- **Given exercise**: Extract each line bearing the word "OCCT".

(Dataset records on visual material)
--- start ---
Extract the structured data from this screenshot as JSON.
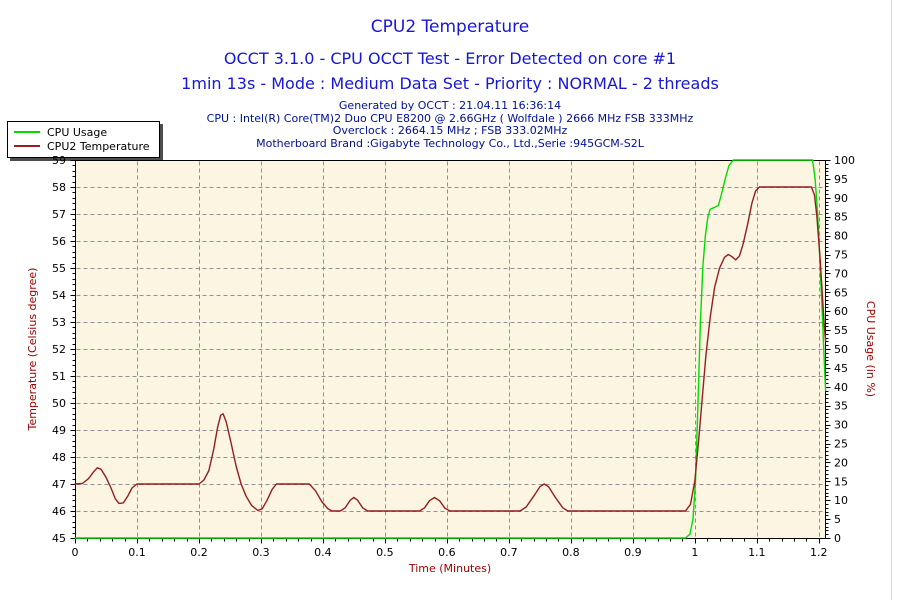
{
  "header": {
    "title": "CPU2 Temperature",
    "subtitle1": "OCCT 3.1.0 - CPU OCCT Test - Error Detected on core #1",
    "subtitle2": "1min 13s - Mode : Medium Data Set - Priority : NORMAL - 2 threads",
    "info_lines": [
      "Generated by OCCT : 21.04.11 16:36:14",
      "CPU : Intel(R) Core(TM)2 Duo CPU E8200 @ 2.66GHz ( Wolfdale ) 2666 MHz FSB 333MHz",
      "Overclock : 2664.15 MHz ; FSB 333.02MHz",
      "Motherboard Brand :Gigabyte Technology Co., Ltd.,Serie :945GCM-S2L"
    ],
    "title_color": "#1717d6",
    "info_color": "#000f96"
  },
  "legend": {
    "position": "top-left",
    "items": [
      {
        "label": "CPU Usage",
        "color": "#00dc00"
      },
      {
        "label": "CPU2 Temperature",
        "color": "#931f1f"
      }
    ]
  },
  "chart_data": {
    "type": "line",
    "title": "CPU2 Temperature",
    "xlabel": "Time (Minutes)",
    "ylabel_left": "Temperature (Celsius degree)",
    "ylabel_right": "CPU Usage (in %)",
    "xlim": [
      0,
      1.21
    ],
    "ylim_left": [
      45,
      59
    ],
    "ylim_right": [
      0,
      100
    ],
    "x_ticks": [
      0,
      0.1,
      0.2,
      0.3,
      0.4,
      0.5,
      0.6,
      0.7,
      0.8,
      0.9,
      1,
      1.1,
      1.2
    ],
    "x_minor_step": 0.02,
    "y_ticks_left": [
      45,
      46,
      47,
      48,
      49,
      50,
      51,
      52,
      53,
      54,
      55,
      56,
      57,
      58,
      59
    ],
    "y_minor_step_left": 0.2,
    "y_ticks_right": [
      0,
      5,
      10,
      15,
      20,
      25,
      30,
      35,
      40,
      45,
      50,
      55,
      60,
      65,
      70,
      75,
      80,
      85,
      90,
      95,
      100
    ],
    "y_minor_step_right": 1,
    "grid": true,
    "grid_color": "#909090",
    "plot_bg": "#fcf5e2",
    "axis_color": "#000000",
    "label_color": "#9a0000",
    "series": [
      {
        "name": "CPU Usage",
        "axis": "right",
        "color": "#00dc00",
        "points": [
          [
            0,
            0
          ],
          [
            0.3,
            0
          ],
          [
            0.6,
            0
          ],
          [
            0.9,
            0
          ],
          [
            0.985,
            0
          ],
          [
            0.992,
            1
          ],
          [
            0.997,
            5
          ],
          [
            1.001,
            15
          ],
          [
            1.005,
            35
          ],
          [
            1.009,
            57
          ],
          [
            1.013,
            72
          ],
          [
            1.017,
            80
          ],
          [
            1.021,
            85
          ],
          [
            1.025,
            87
          ],
          [
            1.032,
            87.5
          ],
          [
            1.038,
            88
          ],
          [
            1.043,
            91
          ],
          [
            1.049,
            95
          ],
          [
            1.055,
            98.5
          ],
          [
            1.062,
            100
          ],
          [
            1.1,
            100
          ],
          [
            1.15,
            100
          ],
          [
            1.19,
            100
          ],
          [
            1.194,
            95
          ],
          [
            1.198,
            86
          ],
          [
            1.202,
            73
          ],
          [
            1.206,
            58
          ],
          [
            1.209,
            46
          ],
          [
            1.211,
            39
          ]
        ]
      },
      {
        "name": "CPU2 Temperature",
        "axis": "left",
        "color": "#931f1f",
        "points": [
          [
            0,
            47
          ],
          [
            0.012,
            47.02
          ],
          [
            0.022,
            47.2
          ],
          [
            0.03,
            47.45
          ],
          [
            0.036,
            47.6
          ],
          [
            0.042,
            47.55
          ],
          [
            0.05,
            47.25
          ],
          [
            0.058,
            46.85
          ],
          [
            0.065,
            46.45
          ],
          [
            0.071,
            46.28
          ],
          [
            0.078,
            46.3
          ],
          [
            0.085,
            46.55
          ],
          [
            0.092,
            46.85
          ],
          [
            0.1,
            47
          ],
          [
            0.13,
            47
          ],
          [
            0.16,
            47
          ],
          [
            0.2,
            47
          ],
          [
            0.208,
            47.15
          ],
          [
            0.216,
            47.5
          ],
          [
            0.224,
            48.3
          ],
          [
            0.23,
            49.1
          ],
          [
            0.235,
            49.55
          ],
          [
            0.239,
            49.6
          ],
          [
            0.244,
            49.3
          ],
          [
            0.252,
            48.5
          ],
          [
            0.26,
            47.65
          ],
          [
            0.268,
            47
          ],
          [
            0.276,
            46.55
          ],
          [
            0.285,
            46.2
          ],
          [
            0.295,
            46.02
          ],
          [
            0.302,
            46.08
          ],
          [
            0.31,
            46.4
          ],
          [
            0.318,
            46.8
          ],
          [
            0.325,
            47
          ],
          [
            0.36,
            47
          ],
          [
            0.378,
            47
          ],
          [
            0.388,
            46.75
          ],
          [
            0.398,
            46.35
          ],
          [
            0.408,
            46.08
          ],
          [
            0.415,
            46
          ],
          [
            0.428,
            46
          ],
          [
            0.436,
            46.12
          ],
          [
            0.444,
            46.4
          ],
          [
            0.45,
            46.5
          ],
          [
            0.456,
            46.4
          ],
          [
            0.464,
            46.12
          ],
          [
            0.472,
            46
          ],
          [
            0.52,
            46
          ],
          [
            0.556,
            46
          ],
          [
            0.564,
            46.12
          ],
          [
            0.572,
            46.38
          ],
          [
            0.58,
            46.5
          ],
          [
            0.588,
            46.38
          ],
          [
            0.597,
            46.1
          ],
          [
            0.605,
            46
          ],
          [
            0.65,
            46
          ],
          [
            0.7,
            46
          ],
          [
            0.718,
            46
          ],
          [
            0.728,
            46.15
          ],
          [
            0.74,
            46.55
          ],
          [
            0.75,
            46.9
          ],
          [
            0.757,
            47
          ],
          [
            0.764,
            46.9
          ],
          [
            0.775,
            46.5
          ],
          [
            0.787,
            46.12
          ],
          [
            0.795,
            46
          ],
          [
            0.85,
            46
          ],
          [
            0.9,
            46
          ],
          [
            0.96,
            46
          ],
          [
            0.985,
            46
          ],
          [
            0.993,
            46.25
          ],
          [
            1,
            47.1
          ],
          [
            1.006,
            48.6
          ],
          [
            1.012,
            50.2
          ],
          [
            1.018,
            51.8
          ],
          [
            1.025,
            53.2
          ],
          [
            1.032,
            54.3
          ],
          [
            1.04,
            55
          ],
          [
            1.048,
            55.4
          ],
          [
            1.054,
            55.5
          ],
          [
            1.06,
            55.42
          ],
          [
            1.066,
            55.3
          ],
          [
            1.072,
            55.45
          ],
          [
            1.078,
            55.9
          ],
          [
            1.085,
            56.6
          ],
          [
            1.092,
            57.4
          ],
          [
            1.098,
            57.85
          ],
          [
            1.104,
            58
          ],
          [
            1.15,
            58
          ],
          [
            1.188,
            58
          ],
          [
            1.193,
            57.7
          ],
          [
            1.197,
            56.9
          ],
          [
            1.202,
            55.4
          ],
          [
            1.206,
            53.9
          ],
          [
            1.209,
            52.8
          ],
          [
            1.211,
            52.3
          ]
        ]
      }
    ]
  }
}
--- end ---
- **Exercise solution**:
    "subtitle1": "OCCT 3.1.0 - CPU OCCT Test - Error Detected on core #1",
      "Generated by OCCT : 21.04.11 16:36:14",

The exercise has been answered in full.